(Records excerpted from a collection)
----------------------------------------

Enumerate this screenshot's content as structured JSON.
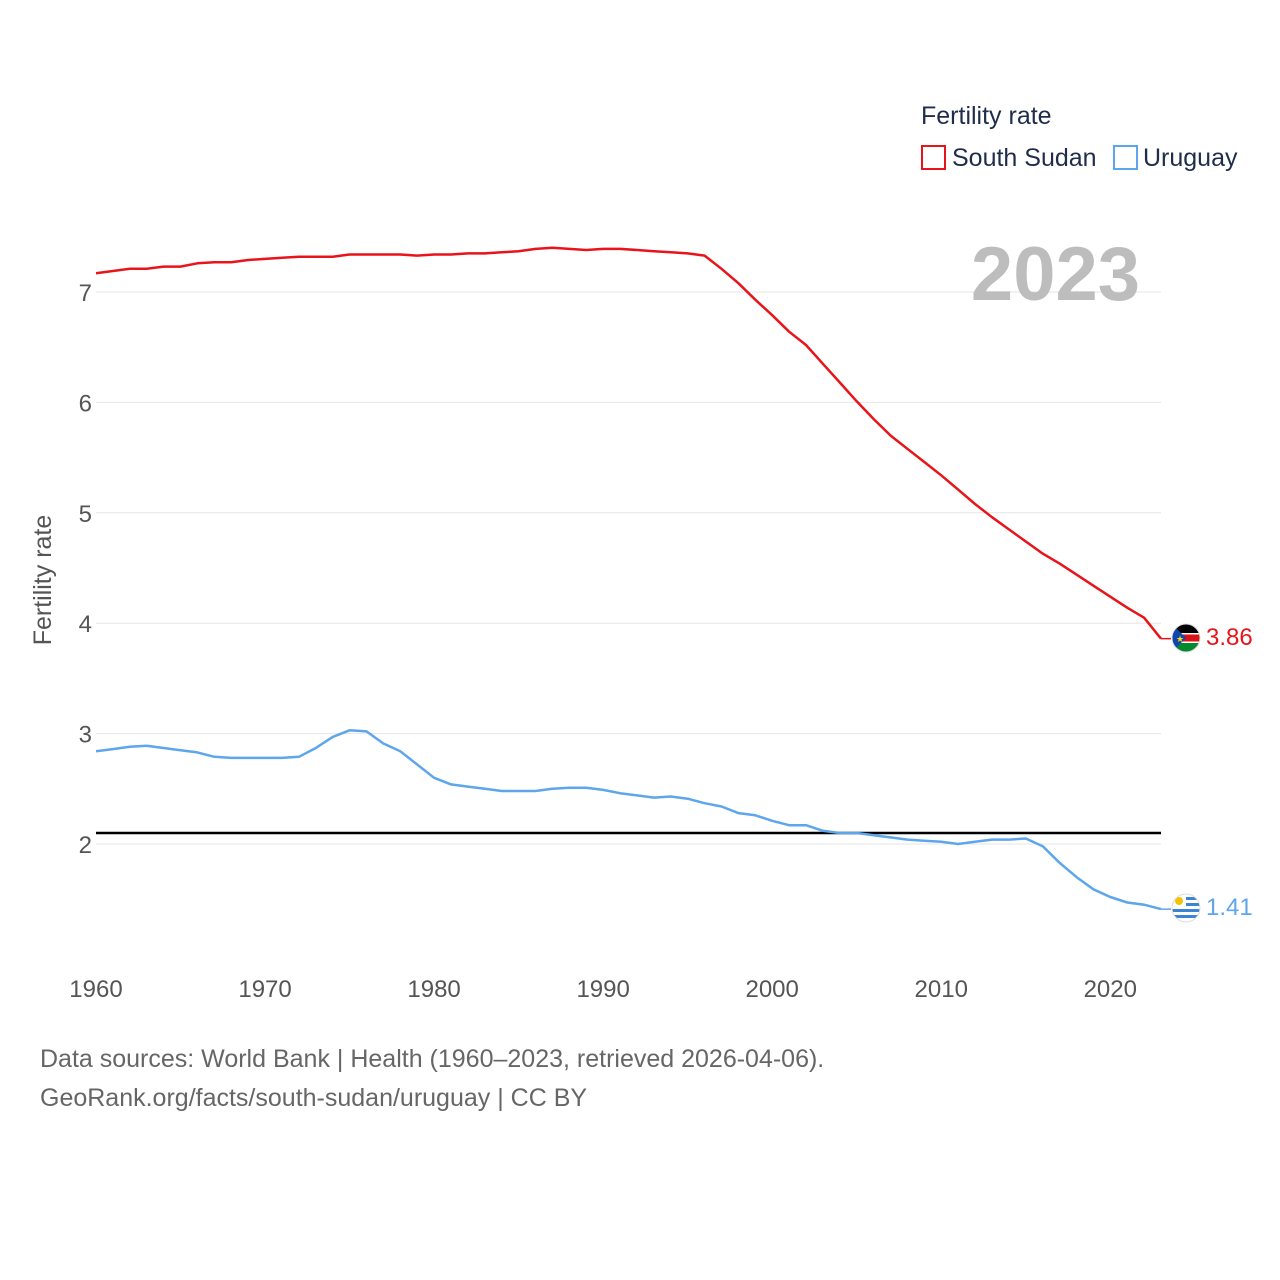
{
  "chart_data": {
    "type": "line",
    "title": "",
    "legend_title": "Fertility rate",
    "ylabel": "Fertility rate",
    "xlabel": "",
    "year_label": "2023",
    "xlim": [
      1960,
      2023
    ],
    "ylim": [
      1.0,
      7.6
    ],
    "x_ticks": [
      1960,
      1970,
      1980,
      1990,
      2000,
      2010,
      2020
    ],
    "y_ticks": [
      2,
      3,
      4,
      5,
      6,
      7
    ],
    "reference_line": {
      "y": 2.1,
      "color": "#000000"
    },
    "legend_position": "top-right",
    "x": [
      1960,
      1961,
      1962,
      1963,
      1964,
      1965,
      1966,
      1967,
      1968,
      1969,
      1970,
      1971,
      1972,
      1973,
      1974,
      1975,
      1976,
      1977,
      1978,
      1979,
      1980,
      1981,
      1982,
      1983,
      1984,
      1985,
      1986,
      1987,
      1988,
      1989,
      1990,
      1991,
      1992,
      1993,
      1994,
      1995,
      1996,
      1997,
      1998,
      1999,
      2000,
      2001,
      2002,
      2003,
      2004,
      2005,
      2006,
      2007,
      2008,
      2009,
      2010,
      2011,
      2012,
      2013,
      2014,
      2015,
      2016,
      2017,
      2018,
      2019,
      2020,
      2021,
      2022,
      2023
    ],
    "series": [
      {
        "name": "South Sudan",
        "color": "#e8141a",
        "end_label": "3.86",
        "values": [
          7.17,
          7.19,
          7.21,
          7.21,
          7.23,
          7.23,
          7.26,
          7.27,
          7.27,
          7.29,
          7.3,
          7.31,
          7.32,
          7.32,
          7.32,
          7.34,
          7.34,
          7.34,
          7.34,
          7.33,
          7.34,
          7.34,
          7.35,
          7.35,
          7.36,
          7.37,
          7.39,
          7.4,
          7.39,
          7.38,
          7.39,
          7.39,
          7.38,
          7.37,
          7.36,
          7.35,
          7.33,
          7.21,
          7.08,
          6.93,
          6.79,
          6.64,
          6.52,
          6.35,
          6.18,
          6.01,
          5.85,
          5.7,
          5.58,
          5.46,
          5.34,
          5.21,
          5.08,
          4.96,
          4.85,
          4.74,
          4.63,
          4.54,
          4.44,
          4.34,
          4.24,
          4.14,
          4.05,
          3.86
        ]
      },
      {
        "name": "Uruguay",
        "color": "#5ea6ec",
        "end_label": "1.41",
        "values": [
          2.84,
          2.86,
          2.88,
          2.89,
          2.87,
          2.85,
          2.83,
          2.79,
          2.78,
          2.78,
          2.78,
          2.78,
          2.79,
          2.87,
          2.97,
          3.03,
          3.02,
          2.91,
          2.84,
          2.72,
          2.6,
          2.54,
          2.52,
          2.5,
          2.48,
          2.48,
          2.48,
          2.5,
          2.51,
          2.51,
          2.49,
          2.46,
          2.44,
          2.42,
          2.43,
          2.41,
          2.37,
          2.34,
          2.28,
          2.26,
          2.21,
          2.17,
          2.17,
          2.12,
          2.1,
          2.1,
          2.08,
          2.06,
          2.04,
          2.03,
          2.02,
          2.0,
          2.02,
          2.04,
          2.04,
          2.05,
          1.98,
          1.83,
          1.7,
          1.59,
          1.52,
          1.47,
          1.45,
          1.41
        ]
      }
    ]
  },
  "footer": {
    "line1": "Data sources: World Bank | Health (1960–2023, retrieved 2026-04-06).",
    "line2": "GeoRank.org/facts/south-sudan/uruguay | CC BY"
  }
}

----------------------------------------

### [Problem requirements]
Transcribe all of the material exactly, leaving out whatever pictures it contains.

### [Solution for this problem]
Enumerate this screenshot's content as structured JSON.
{
  "chart_data": {
    "type": "line",
    "title": "",
    "legend_title": "Fertility rate",
    "ylabel": "Fertility rate",
    "xlabel": "",
    "year_label": "2023",
    "xlim": [
      1960,
      2023
    ],
    "ylim": [
      1.0,
      7.6
    ],
    "x_ticks": [
      1960,
      1970,
      1980,
      1990,
      2000,
      2010,
      2020
    ],
    "y_ticks": [
      2,
      3,
      4,
      5,
      6,
      7
    ],
    "reference_line": {
      "y": 2.1,
      "color": "#000000"
    },
    "legend_position": "top-right",
    "x": [
      1960,
      1961,
      1962,
      1963,
      1964,
      1965,
      1966,
      1967,
      1968,
      1969,
      1970,
      1971,
      1972,
      1973,
      1974,
      1975,
      1976,
      1977,
      1978,
      1979,
      1980,
      1981,
      1982,
      1983,
      1984,
      1985,
      1986,
      1987,
      1988,
      1989,
      1990,
      1991,
      1992,
      1993,
      1994,
      1995,
      1996,
      1997,
      1998,
      1999,
      2000,
      2001,
      2002,
      2003,
      2004,
      2005,
      2006,
      2007,
      2008,
      2009,
      2010,
      2011,
      2012,
      2013,
      2014,
      2015,
      2016,
      2017,
      2018,
      2019,
      2020,
      2021,
      2022,
      2023
    ],
    "series": [
      {
        "name": "South Sudan",
        "color": "#e8141a",
        "end_label": "3.86",
        "values": [
          7.17,
          7.19,
          7.21,
          7.21,
          7.23,
          7.23,
          7.26,
          7.27,
          7.27,
          7.29,
          7.3,
          7.31,
          7.32,
          7.32,
          7.32,
          7.34,
          7.34,
          7.34,
          7.34,
          7.33,
          7.34,
          7.34,
          7.35,
          7.35,
          7.36,
          7.37,
          7.39,
          7.4,
          7.39,
          7.38,
          7.39,
          7.39,
          7.38,
          7.37,
          7.36,
          7.35,
          7.33,
          7.21,
          7.08,
          6.93,
          6.79,
          6.64,
          6.52,
          6.35,
          6.18,
          6.01,
          5.85,
          5.7,
          5.58,
          5.46,
          5.34,
          5.21,
          5.08,
          4.96,
          4.85,
          4.74,
          4.63,
          4.54,
          4.44,
          4.34,
          4.24,
          4.14,
          4.05,
          3.86
        ]
      },
      {
        "name": "Uruguay",
        "color": "#5ea6ec",
        "end_label": "1.41",
        "values": [
          2.84,
          2.86,
          2.88,
          2.89,
          2.87,
          2.85,
          2.83,
          2.79,
          2.78,
          2.78,
          2.78,
          2.78,
          2.79,
          2.87,
          2.97,
          3.03,
          3.02,
          2.91,
          2.84,
          2.72,
          2.6,
          2.54,
          2.52,
          2.5,
          2.48,
          2.48,
          2.48,
          2.5,
          2.51,
          2.51,
          2.49,
          2.46,
          2.44,
          2.42,
          2.43,
          2.41,
          2.37,
          2.34,
          2.28,
          2.26,
          2.21,
          2.17,
          2.17,
          2.12,
          2.1,
          2.1,
          2.08,
          2.06,
          2.04,
          2.03,
          2.02,
          2.0,
          2.02,
          2.04,
          2.04,
          2.05,
          1.98,
          1.83,
          1.7,
          1.59,
          1.52,
          1.47,
          1.45,
          1.41
        ]
      }
    ]
  },
  "footer": {
    "line1": "Data sources: World Bank | Health (1960–2023, retrieved 2026-04-06).",
    "line2": "GeoRank.org/facts/south-sudan/uruguay | CC BY"
  }
}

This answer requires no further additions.